▶ _Détails de l'exercice_:
D'après l'extrait de la source, quel est le vrai nom de l'artiste Lamia Vox ?

▶ _Extrait de la source_:
= = = = = = =
& les Chroniques
Express
Betsch
"La Traversée"

"La Traversée"
DATES | Sorti le 24 avril 2020 | Publié le vendredi 6 novembre 2020
ET ALORS | Est-ce qu’on peut être ému, sincèrement, par les histoires que raconte un autre ? Est-ce qu’on peut être touché, profondément, par des mots, comme lorsqu'ado nous écoutions dans l'obscurité "Pornography" de The Cure, "A New Form of Beauty" de Virgin Prunes ou "Low Life" de New Order ? Bertrand Betsch nous démontre avec son nouvel album, "La Traversée", que cette possibilité de transmission perdure, quel que soit notre âge, quelle que soit notre vie, que l'artiste peut à partir de quelques mots, à partir d’une "simple" chanson entrer en résonance avec nous et notre propre histoire. "On n’est pas toujours gentil, on est parfois mauvais garçon" ("À la Nage"), "C’est un regard c’est un baiser, à la dérobée, c’est presque rien, mais ça fait du bien", ("À la dérobée"), "À la fin, il y a toujours un matin, à la fin ce qu’on est, on le devient" ("À la fin") ou encore "Et même si l’on meurt, après bien des malheurs, on aura eu du bonheur" ("Le Bonheur"). Comme La Variété en son temps, Erik Arnaud, Mendelson ou Daniel Darc, comme tous ces poètes sagement tapis dans l’ombre de Dominique A, Bertrand Betsch sublime la mélancolie, la tristesse… la vie.

Lamia Vox
"Alles Ist Ufer. Ewig Ruft Das Meer"

"Alles Ist Ufer. Ewig Ruft Das Meer"
DATES | Sorti le 1 aout 2020 | Publié le vendredi 30 octobre 2020
ET ALORS | "Alles Ist Ufer. Ewig Ruft Das Meer" ("Tout est Rivage. La Mer appelle pour toujours"), le quatrième album de Lamia Vox, de son vrai nom Alina Antonova, s'écoute obligatoirement en fermant les yeux. Votre subconscient vagabond vous chuchotera alors en un éclair que si Lisa Gerrard avait décidé, en 1998, de s’associer au duo Suédois Arditi plutôt qu’à l’Australien Pieter Bourke, l'album "Duality" que la chanteuse de Dead Can Dance sortit cette année-là aurait furieusement ressemblé au nouvel album de l’artiste tchèque dont il est question ici. Les rythmes martiaux s'invitent dans des compositions néo-classiques faites de sons de cors, de santour et de nappes inquiétantes, pour un résultat qui emprunte les chemins de procession de la dark ambient, de la musique rituelle et du chant éthéré. Jamais répétitif, à la fois solennel et très beau, le disque libère ses incantations titre après titre tout au long d’une cérémonie digne. Une très belle réussite.
= = = = = = =
▶ _Matériel présenté_:
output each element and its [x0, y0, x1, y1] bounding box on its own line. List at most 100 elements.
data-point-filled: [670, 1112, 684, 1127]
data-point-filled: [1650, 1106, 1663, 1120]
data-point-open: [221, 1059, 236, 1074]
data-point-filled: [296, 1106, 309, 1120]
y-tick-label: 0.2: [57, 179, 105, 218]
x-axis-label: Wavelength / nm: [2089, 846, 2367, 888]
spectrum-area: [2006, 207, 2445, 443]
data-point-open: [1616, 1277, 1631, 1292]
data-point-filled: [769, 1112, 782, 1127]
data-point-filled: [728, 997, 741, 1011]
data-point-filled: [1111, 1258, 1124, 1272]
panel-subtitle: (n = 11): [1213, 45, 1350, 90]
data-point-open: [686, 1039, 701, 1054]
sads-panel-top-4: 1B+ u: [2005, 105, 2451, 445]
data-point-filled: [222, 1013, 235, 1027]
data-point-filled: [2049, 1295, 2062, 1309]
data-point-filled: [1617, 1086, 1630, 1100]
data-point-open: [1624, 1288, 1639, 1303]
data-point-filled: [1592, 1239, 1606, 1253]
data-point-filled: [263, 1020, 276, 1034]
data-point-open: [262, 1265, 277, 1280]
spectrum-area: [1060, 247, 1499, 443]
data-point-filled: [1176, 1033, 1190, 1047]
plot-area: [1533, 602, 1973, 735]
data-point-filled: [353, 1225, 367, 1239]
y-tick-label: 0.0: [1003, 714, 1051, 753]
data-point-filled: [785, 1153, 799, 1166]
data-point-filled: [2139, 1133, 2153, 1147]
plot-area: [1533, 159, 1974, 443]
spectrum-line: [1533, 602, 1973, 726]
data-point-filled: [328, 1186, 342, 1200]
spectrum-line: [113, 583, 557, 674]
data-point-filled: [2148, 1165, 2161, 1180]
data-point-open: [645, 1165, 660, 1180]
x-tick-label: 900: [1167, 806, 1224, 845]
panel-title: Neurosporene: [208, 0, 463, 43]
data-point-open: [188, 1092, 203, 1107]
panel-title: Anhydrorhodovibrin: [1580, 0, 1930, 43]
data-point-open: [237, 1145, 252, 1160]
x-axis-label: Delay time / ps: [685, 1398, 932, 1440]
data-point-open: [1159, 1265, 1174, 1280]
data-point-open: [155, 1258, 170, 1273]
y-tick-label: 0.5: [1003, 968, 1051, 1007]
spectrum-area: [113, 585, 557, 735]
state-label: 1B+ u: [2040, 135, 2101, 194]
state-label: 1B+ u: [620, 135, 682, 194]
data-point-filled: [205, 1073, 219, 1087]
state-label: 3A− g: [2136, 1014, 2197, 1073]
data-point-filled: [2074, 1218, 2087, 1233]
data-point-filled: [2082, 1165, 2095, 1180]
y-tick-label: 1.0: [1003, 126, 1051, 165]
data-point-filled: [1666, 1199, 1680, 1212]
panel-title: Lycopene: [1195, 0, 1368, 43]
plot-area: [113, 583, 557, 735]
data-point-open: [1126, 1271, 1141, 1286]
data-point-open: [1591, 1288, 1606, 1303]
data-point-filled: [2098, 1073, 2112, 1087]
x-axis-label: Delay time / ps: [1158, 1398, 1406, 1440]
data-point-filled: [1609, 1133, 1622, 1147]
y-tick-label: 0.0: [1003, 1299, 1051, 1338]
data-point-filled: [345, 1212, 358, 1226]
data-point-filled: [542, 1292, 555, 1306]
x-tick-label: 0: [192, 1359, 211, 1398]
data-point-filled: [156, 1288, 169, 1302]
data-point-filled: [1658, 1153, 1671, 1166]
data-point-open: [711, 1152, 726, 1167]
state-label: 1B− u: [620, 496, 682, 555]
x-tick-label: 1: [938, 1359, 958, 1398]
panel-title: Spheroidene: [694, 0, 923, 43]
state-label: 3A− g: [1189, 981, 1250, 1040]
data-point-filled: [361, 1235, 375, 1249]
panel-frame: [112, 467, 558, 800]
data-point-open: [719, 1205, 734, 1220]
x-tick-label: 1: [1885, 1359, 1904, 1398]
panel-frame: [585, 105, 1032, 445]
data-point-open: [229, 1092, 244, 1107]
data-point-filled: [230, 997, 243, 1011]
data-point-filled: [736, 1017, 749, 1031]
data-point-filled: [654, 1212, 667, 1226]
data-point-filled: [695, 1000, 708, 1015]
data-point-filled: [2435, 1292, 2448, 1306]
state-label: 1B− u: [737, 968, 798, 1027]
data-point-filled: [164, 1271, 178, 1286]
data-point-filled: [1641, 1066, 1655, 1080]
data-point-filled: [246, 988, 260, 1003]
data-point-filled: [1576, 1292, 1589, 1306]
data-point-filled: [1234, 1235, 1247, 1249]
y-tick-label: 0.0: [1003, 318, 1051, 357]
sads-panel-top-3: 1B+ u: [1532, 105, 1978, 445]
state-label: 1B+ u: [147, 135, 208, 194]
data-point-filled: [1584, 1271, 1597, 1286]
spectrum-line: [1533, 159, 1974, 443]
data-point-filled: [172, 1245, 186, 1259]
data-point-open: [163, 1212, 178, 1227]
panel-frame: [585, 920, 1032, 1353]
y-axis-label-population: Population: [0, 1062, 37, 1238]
= = = = = = =
▶ _La réponse_:
Alina Antonova.